DESCRIPTION OF THE TASK
Return all the data below as it stands, minus the pictures.

DATA EXCERPTS
◇ ◇ ◇ ◇ ◇ ◇ ◇
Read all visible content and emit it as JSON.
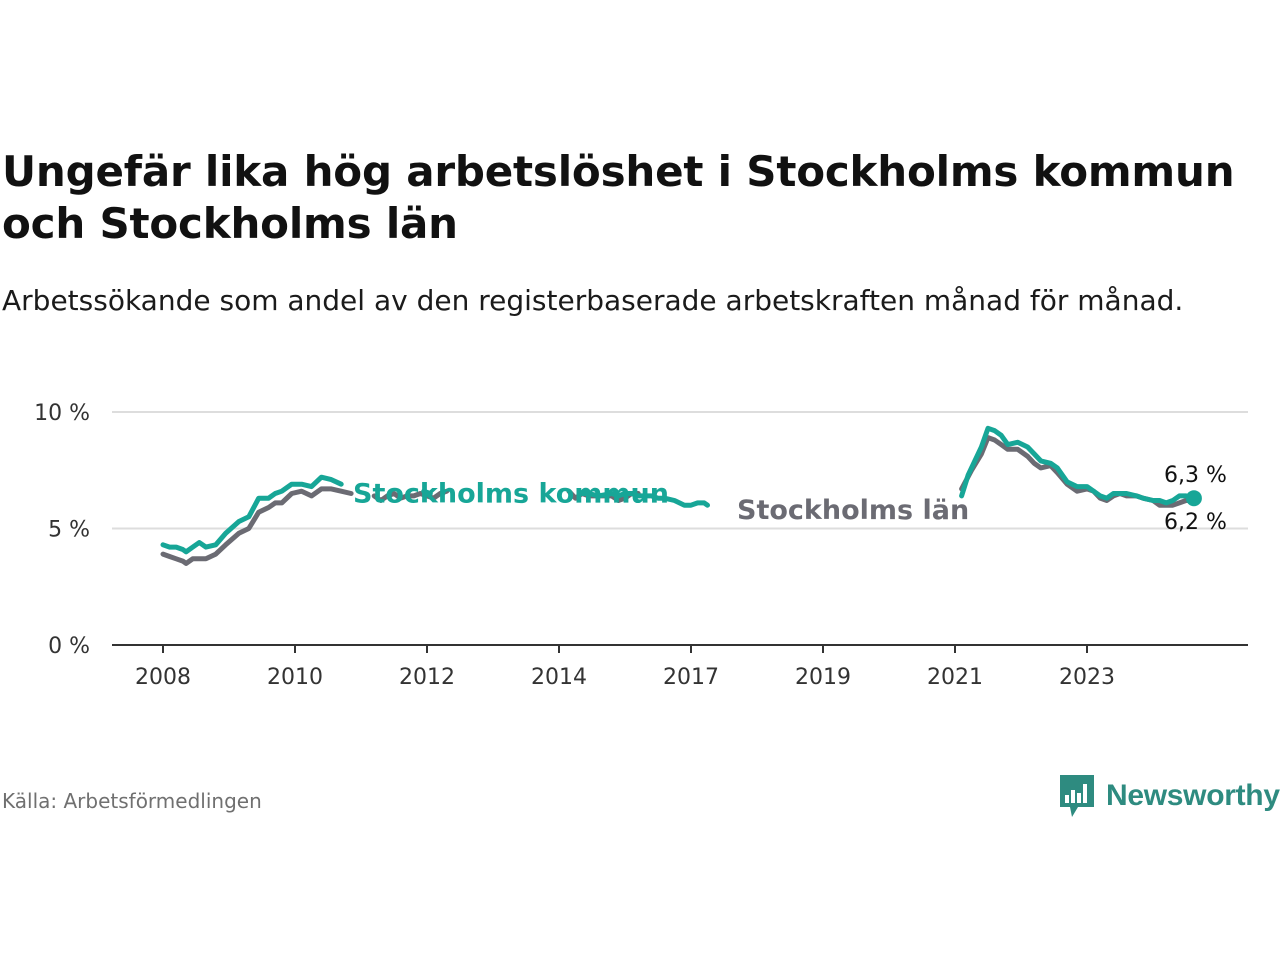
{
  "title": "Ungefär lika hög arbetslöshet i Stockholms kommun och Stockholms län",
  "subtitle": "Arbetssökande som andel av den registerbaserade arbetskraften månad för månad.",
  "source": "Källa: Arbetsförmedlingen",
  "logo": {
    "text": "Newsworthy",
    "icon": "newsworthy-chart-icon"
  },
  "colors": {
    "kommun": "#17a697",
    "lan": "#6b6b73",
    "grid": "#dddddd",
    "axis": "#333333",
    "logo": "#2e8b80"
  },
  "chart_data": {
    "type": "line",
    "title": "Ungefär lika hög arbetslöshet i Stockholms kommun och Stockholms län",
    "ylabel": "",
    "xlabel": "",
    "ylim": [
      0,
      10
    ],
    "yticks": [
      {
        "value": 0,
        "label": "0 %"
      },
      {
        "value": 5,
        "label": "5 %"
      },
      {
        "value": 10,
        "label": "10 %"
      }
    ],
    "xticks": [
      "2008",
      "2010",
      "2012",
      "2014",
      "2017",
      "2019",
      "2021",
      "2023"
    ],
    "series": [
      {
        "key": "lan",
        "name": "Stockholms län",
        "color": "#6b6b73",
        "end_label": "6,2 %",
        "segments": [
          [
            [
              0.0,
              3.9
            ],
            [
              0.1,
              3.8
            ],
            [
              0.2,
              3.7
            ],
            [
              0.3,
              3.6
            ],
            [
              0.35,
              3.5
            ],
            [
              0.45,
              3.7
            ],
            [
              0.55,
              3.7
            ],
            [
              0.65,
              3.7
            ],
            [
              0.8,
              3.9
            ],
            [
              0.95,
              4.3
            ],
            [
              1.15,
              4.8
            ],
            [
              1.3,
              5.0
            ],
            [
              1.45,
              5.7
            ],
            [
              1.6,
              5.9
            ],
            [
              1.7,
              6.1
            ],
            [
              1.8,
              6.1
            ],
            [
              1.95,
              6.5
            ],
            [
              2.1,
              6.6
            ],
            [
              2.25,
              6.4
            ],
            [
              2.4,
              6.7
            ],
            [
              2.55,
              6.7
            ],
            [
              2.7,
              6.6
            ],
            [
              2.85,
              6.5
            ]
          ],
          [
            [
              3.2,
              6.4
            ],
            [
              3.3,
              6.2
            ],
            [
              3.4,
              6.4
            ],
            [
              3.5,
              6.5
            ],
            [
              3.6,
              6.3
            ],
            [
              3.7,
              6.4
            ],
            [
              3.8,
              6.4
            ],
            [
              3.9,
              6.5
            ],
            [
              4.0,
              6.4
            ],
            [
              4.1,
              6.3
            ],
            [
              4.2,
              6.5
            ],
            [
              4.3,
              6.6
            ]
          ],
          [
            [
              6.15,
              6.6
            ],
            [
              6.25,
              6.3
            ],
            [
              6.35,
              6.5
            ],
            [
              6.45,
              6.4
            ],
            [
              6.6,
              6.4
            ],
            [
              6.8,
              6.4
            ],
            [
              6.9,
              6.2
            ],
            [
              7.0,
              6.3
            ],
            [
              7.1,
              6.5
            ],
            [
              7.2,
              6.5
            ]
          ],
          [
            [
              12.1,
              6.7
            ],
            [
              12.25,
              7.5
            ],
            [
              12.4,
              8.2
            ],
            [
              12.5,
              8.9
            ],
            [
              12.6,
              8.8
            ],
            [
              12.7,
              8.6
            ],
            [
              12.8,
              8.4
            ],
            [
              12.95,
              8.4
            ],
            [
              13.1,
              8.1
            ],
            [
              13.2,
              7.8
            ],
            [
              13.3,
              7.6
            ],
            [
              13.45,
              7.7
            ],
            [
              13.55,
              7.4
            ],
            [
              13.7,
              6.9
            ],
            [
              13.85,
              6.6
            ],
            [
              14.0,
              6.7
            ],
            [
              14.1,
              6.6
            ],
            [
              14.2,
              6.3
            ],
            [
              14.3,
              6.2
            ],
            [
              14.4,
              6.4
            ],
            [
              14.5,
              6.5
            ],
            [
              14.6,
              6.4
            ],
            [
              14.75,
              6.4
            ],
            [
              14.85,
              6.3
            ],
            [
              15.0,
              6.2
            ],
            [
              15.1,
              6.0
            ],
            [
              15.2,
              6.0
            ],
            [
              15.3,
              6.0
            ],
            [
              15.4,
              6.1
            ],
            [
              15.5,
              6.2
            ],
            [
              15.6,
              6.2
            ],
            [
              15.65,
              6.2
            ]
          ]
        ]
      },
      {
        "key": "kommun",
        "name": "Stockholms kommun",
        "color": "#17a697",
        "end_label": "6,3 %",
        "segments": [
          [
            [
              0.0,
              4.3
            ],
            [
              0.1,
              4.2
            ],
            [
              0.2,
              4.2
            ],
            [
              0.3,
              4.1
            ],
            [
              0.35,
              4.0
            ],
            [
              0.45,
              4.2
            ],
            [
              0.55,
              4.4
            ],
            [
              0.65,
              4.2
            ],
            [
              0.8,
              4.3
            ],
            [
              0.95,
              4.8
            ],
            [
              1.15,
              5.3
            ],
            [
              1.3,
              5.5
            ],
            [
              1.45,
              6.3
            ],
            [
              1.6,
              6.3
            ],
            [
              1.7,
              6.5
            ],
            [
              1.8,
              6.6
            ],
            [
              1.95,
              6.9
            ],
            [
              2.1,
              6.9
            ],
            [
              2.25,
              6.8
            ],
            [
              2.4,
              7.2
            ],
            [
              2.55,
              7.1
            ],
            [
              2.7,
              6.9
            ]
          ],
          [
            [
              3.95,
              6.6
            ],
            [
              4.05,
              6.5
            ]
          ],
          [
            [
              6.35,
              6.5
            ],
            [
              6.45,
              6.5
            ],
            [
              6.6,
              6.4
            ],
            [
              6.8,
              6.5
            ],
            [
              6.9,
              6.4
            ],
            [
              7.0,
              6.5
            ],
            [
              7.1,
              6.5
            ],
            [
              7.2,
              6.4
            ],
            [
              7.3,
              6.4
            ],
            [
              7.4,
              6.4
            ],
            [
              7.5,
              6.3
            ],
            [
              7.6,
              6.3
            ],
            [
              7.75,
              6.2
            ],
            [
              7.9,
              6.0
            ],
            [
              8.0,
              6.0
            ],
            [
              8.1,
              6.1
            ],
            [
              8.2,
              6.1
            ],
            [
              8.25,
              6.0
            ]
          ],
          [
            [
              12.1,
              6.4
            ],
            [
              12.2,
              7.3
            ],
            [
              12.3,
              7.9
            ],
            [
              12.4,
              8.5
            ],
            [
              12.5,
              9.3
            ],
            [
              12.6,
              9.2
            ],
            [
              12.7,
              9.0
            ],
            [
              12.8,
              8.6
            ],
            [
              12.95,
              8.7
            ],
            [
              13.1,
              8.5
            ],
            [
              13.2,
              8.2
            ],
            [
              13.3,
              7.9
            ],
            [
              13.45,
              7.8
            ],
            [
              13.55,
              7.6
            ],
            [
              13.7,
              7.0
            ],
            [
              13.85,
              6.8
            ],
            [
              14.0,
              6.8
            ],
            [
              14.1,
              6.6
            ],
            [
              14.2,
              6.4
            ],
            [
              14.3,
              6.3
            ],
            [
              14.4,
              6.5
            ],
            [
              14.5,
              6.5
            ],
            [
              14.6,
              6.5
            ],
            [
              14.75,
              6.4
            ],
            [
              14.85,
              6.3
            ],
            [
              15.0,
              6.2
            ],
            [
              15.1,
              6.2
            ],
            [
              15.2,
              6.1
            ],
            [
              15.3,
              6.2
            ],
            [
              15.4,
              6.4
            ],
            [
              15.5,
              6.4
            ],
            [
              15.6,
              6.3
            ],
            [
              15.65,
              6.3
            ]
          ]
        ]
      }
    ]
  }
}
◇ ◇ ◇ ◇ ◇ ◇ ◇
SOLVED EXERCISE
Read all visible content and emit it as JSON.
{
  "title": "Ungefär lika hög arbetslöshet i Stockholms kommun och Stockholms län",
  "subtitle": "Arbetssökande som andel av den registerbaserade arbetskraften månad för månad.",
  "source": "Källa: Arbetsförmedlingen",
  "logo": {
    "text": "Newsworthy",
    "icon": "newsworthy-chart-icon"
  },
  "colors": {
    "kommun": "#17a697",
    "lan": "#6b6b73",
    "grid": "#dddddd",
    "axis": "#333333",
    "logo": "#2e8b80"
  },
  "chart_data": {
    "type": "line",
    "title": "Ungefär lika hög arbetslöshet i Stockholms kommun och Stockholms län",
    "ylabel": "",
    "xlabel": "",
    "ylim": [
      0,
      10
    ],
    "yticks": [
      {
        "value": 0,
        "label": "0 %"
      },
      {
        "value": 5,
        "label": "5 %"
      },
      {
        "value": 10,
        "label": "10 %"
      }
    ],
    "xticks": [
      "2008",
      "2010",
      "2012",
      "2014",
      "2017",
      "2019",
      "2021",
      "2023"
    ],
    "series": [
      {
        "key": "lan",
        "name": "Stockholms län",
        "color": "#6b6b73",
        "end_label": "6,2 %",
        "segments": [
          [
            [
              0.0,
              3.9
            ],
            [
              0.1,
              3.8
            ],
            [
              0.2,
              3.7
            ],
            [
              0.3,
              3.6
            ],
            [
              0.35,
              3.5
            ],
            [
              0.45,
              3.7
            ],
            [
              0.55,
              3.7
            ],
            [
              0.65,
              3.7
            ],
            [
              0.8,
              3.9
            ],
            [
              0.95,
              4.3
            ],
            [
              1.15,
              4.8
            ],
            [
              1.3,
              5.0
            ],
            [
              1.45,
              5.7
            ],
            [
              1.6,
              5.9
            ],
            [
              1.7,
              6.1
            ],
            [
              1.8,
              6.1
            ],
            [
              1.95,
              6.5
            ],
            [
              2.1,
              6.6
            ],
            [
              2.25,
              6.4
            ],
            [
              2.4,
              6.7
            ],
            [
              2.55,
              6.7
            ],
            [
              2.7,
              6.6
            ],
            [
              2.85,
              6.5
            ]
          ],
          [
            [
              3.2,
              6.4
            ],
            [
              3.3,
              6.2
            ],
            [
              3.4,
              6.4
            ],
            [
              3.5,
              6.5
            ],
            [
              3.6,
              6.3
            ],
            [
              3.7,
              6.4
            ],
            [
              3.8,
              6.4
            ],
            [
              3.9,
              6.5
            ],
            [
              4.0,
              6.4
            ],
            [
              4.1,
              6.3
            ],
            [
              4.2,
              6.5
            ],
            [
              4.3,
              6.6
            ]
          ],
          [
            [
              6.15,
              6.6
            ],
            [
              6.25,
              6.3
            ],
            [
              6.35,
              6.5
            ],
            [
              6.45,
              6.4
            ],
            [
              6.6,
              6.4
            ],
            [
              6.8,
              6.4
            ],
            [
              6.9,
              6.2
            ],
            [
              7.0,
              6.3
            ],
            [
              7.1,
              6.5
            ],
            [
              7.2,
              6.5
            ]
          ],
          [
            [
              12.1,
              6.7
            ],
            [
              12.25,
              7.5
            ],
            [
              12.4,
              8.2
            ],
            [
              12.5,
              8.9
            ],
            [
              12.6,
              8.8
            ],
            [
              12.7,
              8.6
            ],
            [
              12.8,
              8.4
            ],
            [
              12.95,
              8.4
            ],
            [
              13.1,
              8.1
            ],
            [
              13.2,
              7.8
            ],
            [
              13.3,
              7.6
            ],
            [
              13.45,
              7.7
            ],
            [
              13.55,
              7.4
            ],
            [
              13.7,
              6.9
            ],
            [
              13.85,
              6.6
            ],
            [
              14.0,
              6.7
            ],
            [
              14.1,
              6.6
            ],
            [
              14.2,
              6.3
            ],
            [
              14.3,
              6.2
            ],
            [
              14.4,
              6.4
            ],
            [
              14.5,
              6.5
            ],
            [
              14.6,
              6.4
            ],
            [
              14.75,
              6.4
            ],
            [
              14.85,
              6.3
            ],
            [
              15.0,
              6.2
            ],
            [
              15.1,
              6.0
            ],
            [
              15.2,
              6.0
            ],
            [
              15.3,
              6.0
            ],
            [
              15.4,
              6.1
            ],
            [
              15.5,
              6.2
            ],
            [
              15.6,
              6.2
            ],
            [
              15.65,
              6.2
            ]
          ]
        ]
      },
      {
        "key": "kommun",
        "name": "Stockholms kommun",
        "color": "#17a697",
        "end_label": "6,3 %",
        "segments": [
          [
            [
              0.0,
              4.3
            ],
            [
              0.1,
              4.2
            ],
            [
              0.2,
              4.2
            ],
            [
              0.3,
              4.1
            ],
            [
              0.35,
              4.0
            ],
            [
              0.45,
              4.2
            ],
            [
              0.55,
              4.4
            ],
            [
              0.65,
              4.2
            ],
            [
              0.8,
              4.3
            ],
            [
              0.95,
              4.8
            ],
            [
              1.15,
              5.3
            ],
            [
              1.3,
              5.5
            ],
            [
              1.45,
              6.3
            ],
            [
              1.6,
              6.3
            ],
            [
              1.7,
              6.5
            ],
            [
              1.8,
              6.6
            ],
            [
              1.95,
              6.9
            ],
            [
              2.1,
              6.9
            ],
            [
              2.25,
              6.8
            ],
            [
              2.4,
              7.2
            ],
            [
              2.55,
              7.1
            ],
            [
              2.7,
              6.9
            ]
          ],
          [
            [
              3.95,
              6.6
            ],
            [
              4.05,
              6.5
            ]
          ],
          [
            [
              6.35,
              6.5
            ],
            [
              6.45,
              6.5
            ],
            [
              6.6,
              6.4
            ],
            [
              6.8,
              6.5
            ],
            [
              6.9,
              6.4
            ],
            [
              7.0,
              6.5
            ],
            [
              7.1,
              6.5
            ],
            [
              7.2,
              6.4
            ],
            [
              7.3,
              6.4
            ],
            [
              7.4,
              6.4
            ],
            [
              7.5,
              6.3
            ],
            [
              7.6,
              6.3
            ],
            [
              7.75,
              6.2
            ],
            [
              7.9,
              6.0
            ],
            [
              8.0,
              6.0
            ],
            [
              8.1,
              6.1
            ],
            [
              8.2,
              6.1
            ],
            [
              8.25,
              6.0
            ]
          ],
          [
            [
              12.1,
              6.4
            ],
            [
              12.2,
              7.3
            ],
            [
              12.3,
              7.9
            ],
            [
              12.4,
              8.5
            ],
            [
              12.5,
              9.3
            ],
            [
              12.6,
              9.2
            ],
            [
              12.7,
              9.0
            ],
            [
              12.8,
              8.6
            ],
            [
              12.95,
              8.7
            ],
            [
              13.1,
              8.5
            ],
            [
              13.2,
              8.2
            ],
            [
              13.3,
              7.9
            ],
            [
              13.45,
              7.8
            ],
            [
              13.55,
              7.6
            ],
            [
              13.7,
              7.0
            ],
            [
              13.85,
              6.8
            ],
            [
              14.0,
              6.8
            ],
            [
              14.1,
              6.6
            ],
            [
              14.2,
              6.4
            ],
            [
              14.3,
              6.3
            ],
            [
              14.4,
              6.5
            ],
            [
              14.5,
              6.5
            ],
            [
              14.6,
              6.5
            ],
            [
              14.75,
              6.4
            ],
            [
              14.85,
              6.3
            ],
            [
              15.0,
              6.2
            ],
            [
              15.1,
              6.2
            ],
            [
              15.2,
              6.1
            ],
            [
              15.3,
              6.2
            ],
            [
              15.4,
              6.4
            ],
            [
              15.5,
              6.4
            ],
            [
              15.6,
              6.3
            ],
            [
              15.65,
              6.3
            ]
          ]
        ]
      }
    ]
  }
}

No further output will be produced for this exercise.